> [SHORT TASK] Make an exact copy of all the records.

> [SOURCE RECORDS]

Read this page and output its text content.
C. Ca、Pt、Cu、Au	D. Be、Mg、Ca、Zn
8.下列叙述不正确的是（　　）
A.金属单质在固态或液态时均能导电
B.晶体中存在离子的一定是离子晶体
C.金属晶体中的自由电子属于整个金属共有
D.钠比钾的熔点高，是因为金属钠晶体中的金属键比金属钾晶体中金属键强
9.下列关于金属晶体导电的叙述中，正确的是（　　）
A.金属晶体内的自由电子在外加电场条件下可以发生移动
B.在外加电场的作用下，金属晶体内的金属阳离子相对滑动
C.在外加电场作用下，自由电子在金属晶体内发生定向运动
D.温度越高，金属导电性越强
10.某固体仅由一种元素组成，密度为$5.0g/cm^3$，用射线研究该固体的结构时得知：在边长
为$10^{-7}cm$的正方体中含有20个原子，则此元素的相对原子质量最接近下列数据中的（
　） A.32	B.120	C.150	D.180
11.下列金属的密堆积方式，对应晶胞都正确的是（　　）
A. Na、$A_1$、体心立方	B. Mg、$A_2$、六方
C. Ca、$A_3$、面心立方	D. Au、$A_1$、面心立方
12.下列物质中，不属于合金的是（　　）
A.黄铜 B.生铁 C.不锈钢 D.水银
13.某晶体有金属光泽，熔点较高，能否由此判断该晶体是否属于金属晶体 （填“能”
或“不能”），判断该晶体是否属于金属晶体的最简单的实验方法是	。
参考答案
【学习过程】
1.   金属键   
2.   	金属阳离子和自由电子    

> [EXERCISE RESPONSE]
Read this page and output its text content.
C. Ca、Pt、Cu、Au	D. Be、Mg、Ca、Zn
8.下列叙述不正确的是（　　）
A.金属单质在固态或液态时均能导电
B.晶体中存在离子的一定是离子晶体
C.金属晶体中的自由电子属于整个金属共有
D.钠比钾的熔点高，是因为金属钠晶体中的金属键比金属钾晶体中金属键强
9.下列关于金属晶体导电的叙述中，正确的是（　　）
A.金属晶体内的自由电子在外加电场条件下可以发生移动
B.在外加电场的作用下，金属晶体内的金属阳离子相对滑动
C.在外加电场作用下，自由电子在金属晶体内发生定向运动
D.温度越高，金属导电性越强
10.某固体仅由一种元素组成，密度为$5.0g/cm^3$，用射线研究该固体的结构时得知：在边长
为$10^{-7}cm$的正方体中含有20个原子，则此元素的相对原子质量最接近下列数据中的（
　） A.32	B.120	C.150	D.180
11.下列金属的密堆积方式，对应晶胞都正确的是（　　）
A. Na、$A_1$、体心立方	B. Mg、$A_2$、六方
C. Ca、$A_3$、面心立方	D. Au、$A_1$、面心立方
12.下列物质中，不属于合金的是（　　）
A.黄铜 B.生铁 C.不锈钢 D.水银
13.某晶体有金属光泽，熔点较高，能否由此判断该晶体是否属于金属晶体 （填“能”
或“不能”），判断该晶体是否属于金属晶体的最简单的实验方法是	。
参考答案
【学习过程】
1.   金属键   
2.   	金属阳离子和自由电子    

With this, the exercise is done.